ENTRIES SHOWN:
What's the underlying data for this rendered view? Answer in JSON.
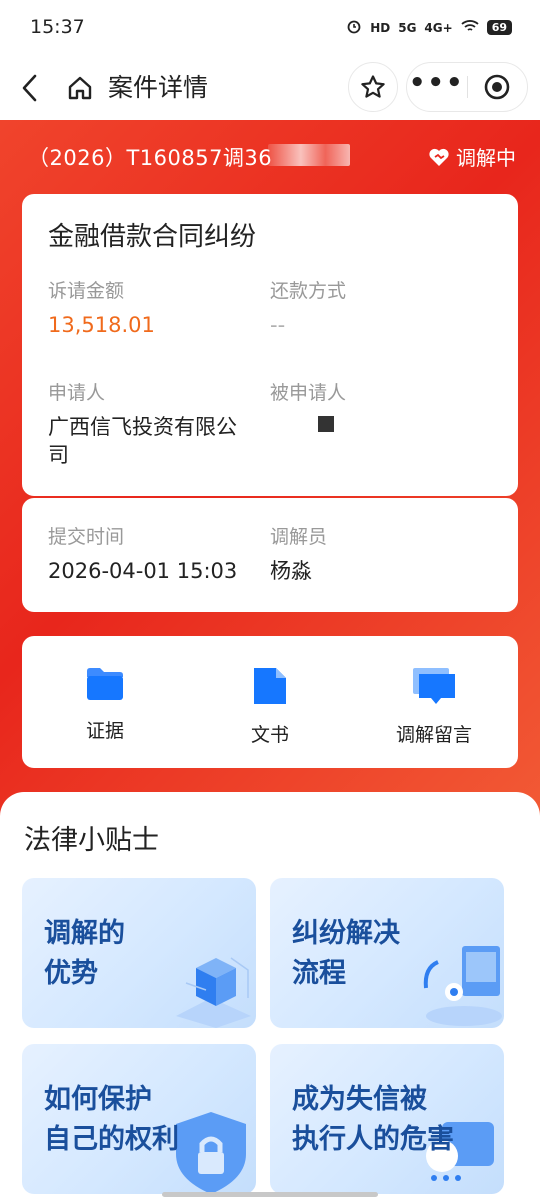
{
  "status_bar": {
    "time": "15:37",
    "hd_label": "HD",
    "signal_5g": "5G",
    "signal_4g": "4G+",
    "battery": "69"
  },
  "nav": {
    "title": "案件详情"
  },
  "case": {
    "number": "（2026）T160857调36",
    "status": "调解中",
    "type": "金融借款合同纠纷",
    "amount_label": "诉请金额",
    "amount": "13,518.01",
    "repayment_label": "还款方式",
    "repayment": "--",
    "applicant_label": "申请人",
    "applicant_line1": "广西信飞投资有限公",
    "applicant_line2": "司",
    "respondent_label": "被申请人",
    "submit_label": "提交时间",
    "submit_time": "2026-04-01 15:03",
    "mediator_label": "调解员",
    "mediator": "杨淼"
  },
  "tools": [
    {
      "label": "证据",
      "icon": "folder-icon"
    },
    {
      "label": "文书",
      "icon": "document-icon"
    },
    {
      "label": "调解留言",
      "icon": "message-icon"
    }
  ],
  "tips": {
    "title": "法律小贴士",
    "items": [
      {
        "line1": "调解的",
        "line2": "优势"
      },
      {
        "line1": "纠纷解决",
        "line2": "流程"
      },
      {
        "line1": "如何保护",
        "line2": "自己的权利"
      },
      {
        "line1": "成为失信被",
        "line2": "执行人的危害"
      }
    ]
  },
  "colors": {
    "hero": "#e8261c",
    "amount": "#f06a1c",
    "icon_blue": "#1677ff",
    "tip_text": "#1a4f9c"
  }
}
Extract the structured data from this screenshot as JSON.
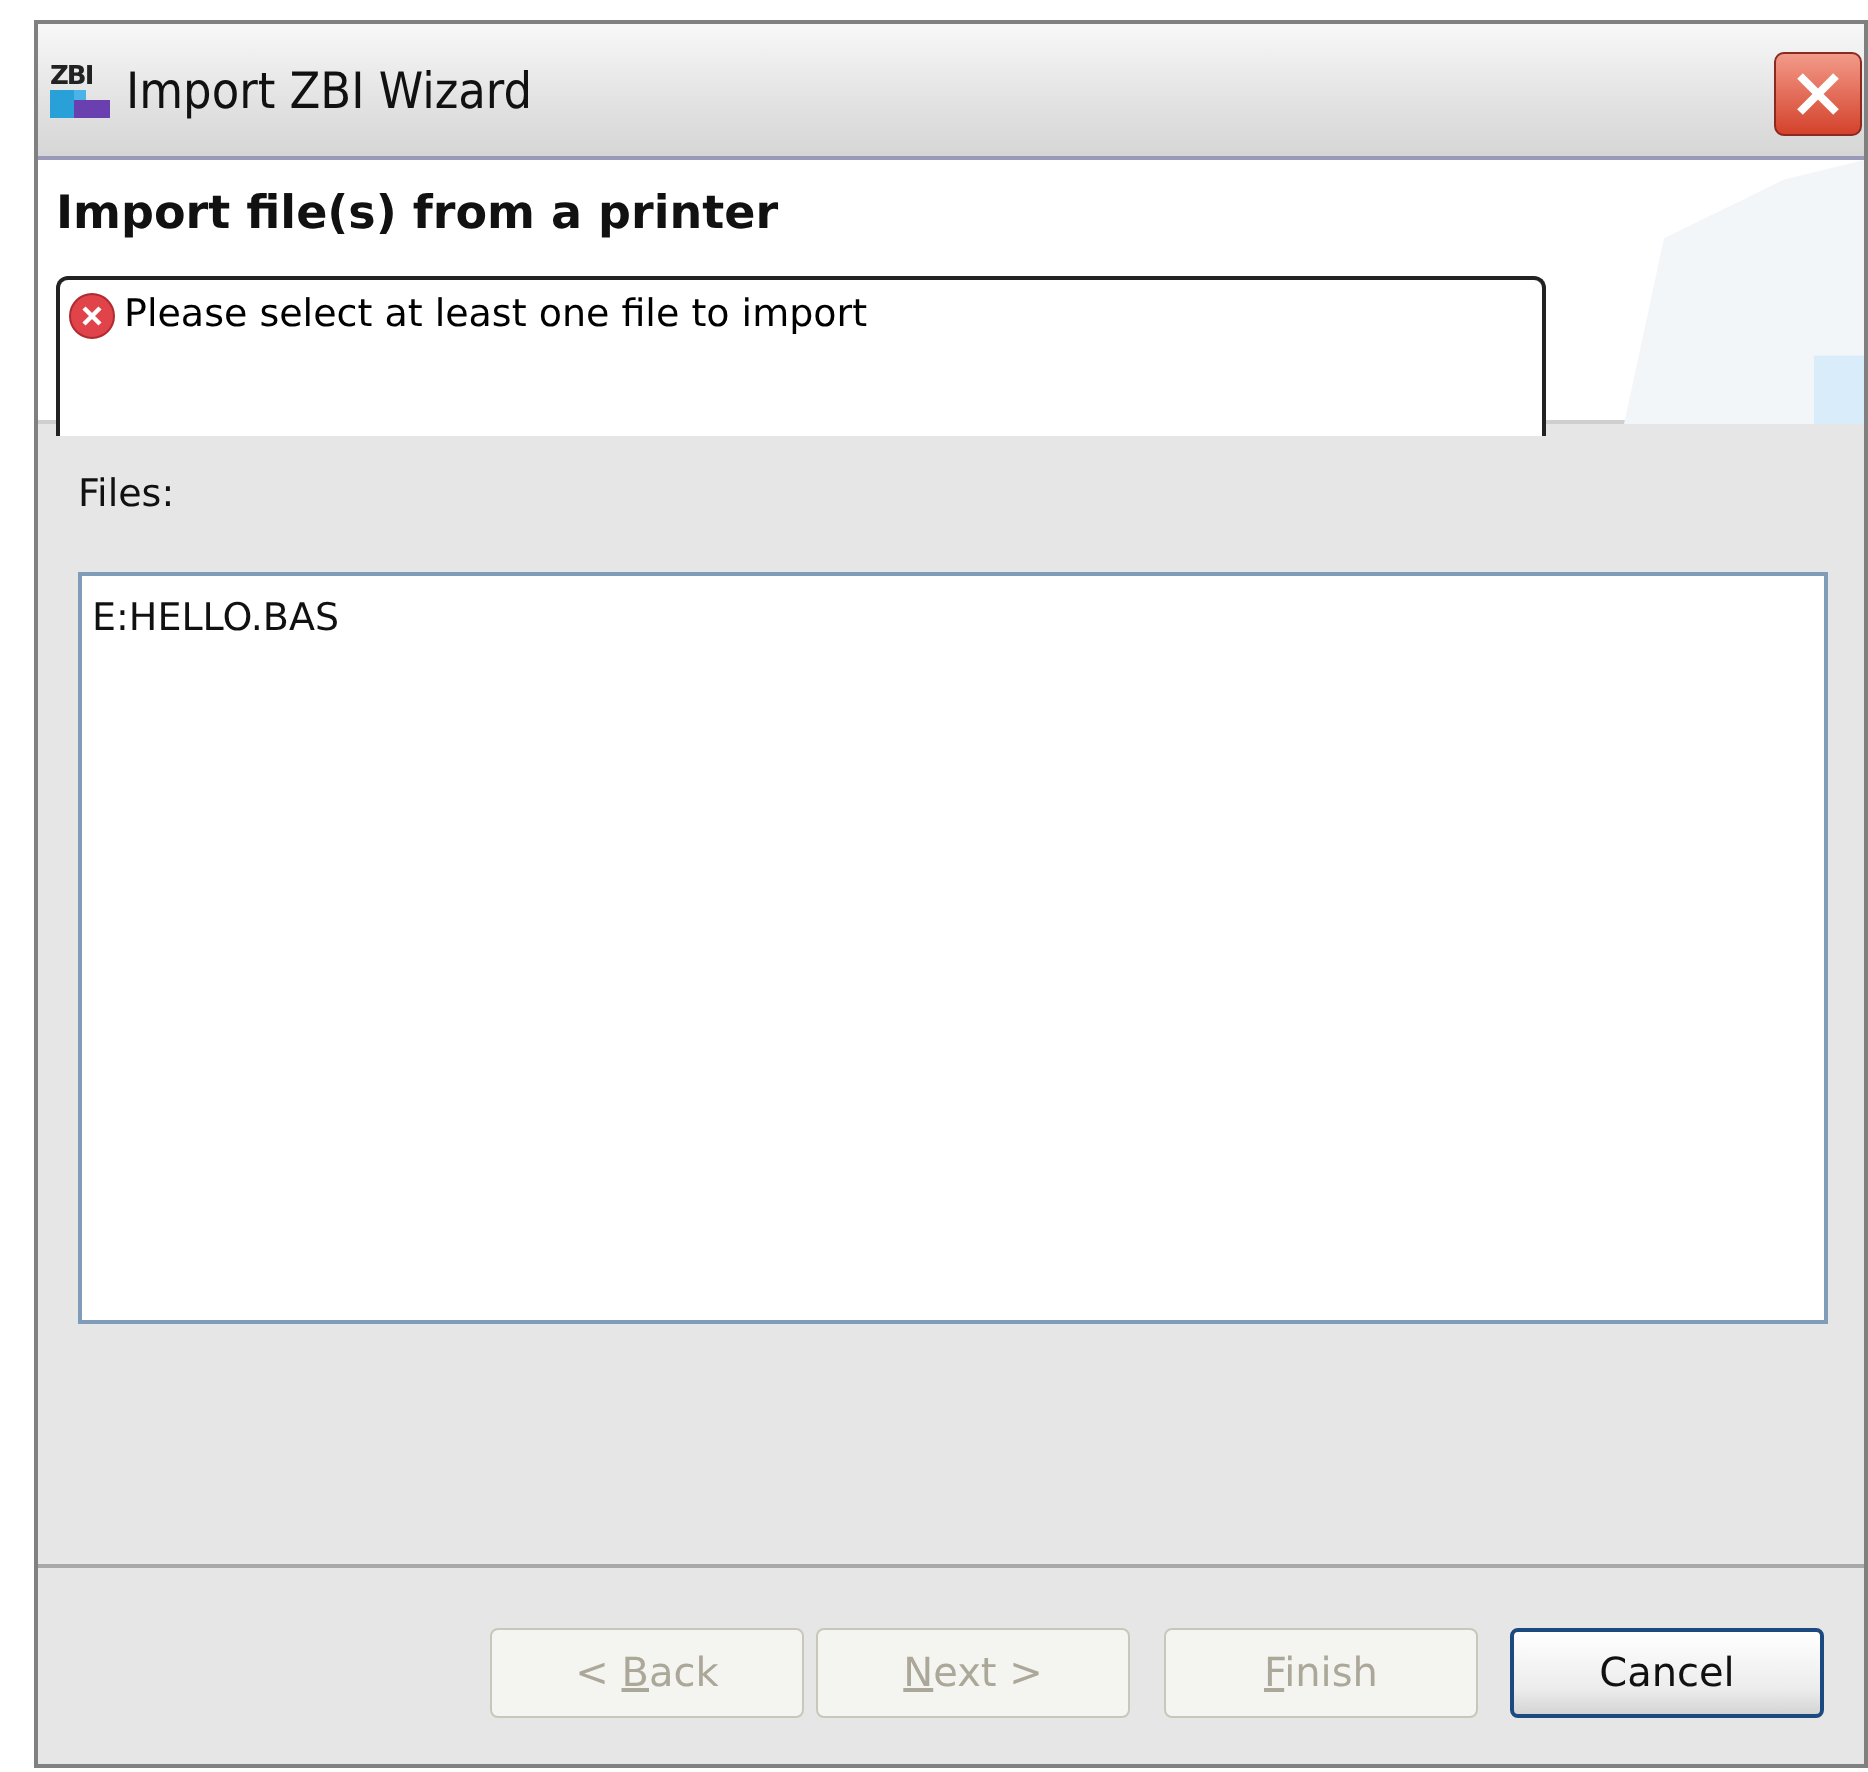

WORK TO DO: Take the data above and repeat it exactly, leaving each picture out.

EXERCISE RESPONSE:
What's the underlying data for this rendered view? Answer in JSON.
{
  "status_bar": {
    "time": "15:37",
    "hd_label": "HD",
    "signal_5g": "5G",
    "signal_4g": "4G+",
    "battery": "69"
  },
  "nav": {
    "title": "案件详情"
  },
  "case": {
    "number": "（2026）T160857调36",
    "status": "调解中",
    "type": "金融借款合同纠纷",
    "amount_label": "诉请金额",
    "amount": "13,518.01",
    "repayment_label": "还款方式",
    "repayment": "--",
    "applicant_label": "申请人",
    "applicant_line1": "广西信飞投资有限公",
    "applicant_line2": "司",
    "respondent_label": "被申请人",
    "submit_label": "提交时间",
    "submit_time": "2026-04-01 15:03",
    "mediator_label": "调解员",
    "mediator": "杨淼"
  },
  "tools": [
    {
      "label": "证据",
      "icon": "folder-icon"
    },
    {
      "label": "文书",
      "icon": "document-icon"
    },
    {
      "label": "调解留言",
      "icon": "message-icon"
    }
  ],
  "tips": {
    "title": "法律小贴士",
    "items": [
      {
        "line1": "调解的",
        "line2": "优势"
      },
      {
        "line1": "纠纷解决",
        "line2": "流程"
      },
      {
        "line1": "如何保护",
        "line2": "自己的权利"
      },
      {
        "line1": "成为失信被",
        "line2": "执行人的危害"
      }
    ]
  },
  "colors": {
    "hero": "#e8261c",
    "amount": "#f06a1c",
    "icon_blue": "#1677ff",
    "tip_text": "#1a4f9c"
  }
}
Extract the structured data from this screenshot as JSON.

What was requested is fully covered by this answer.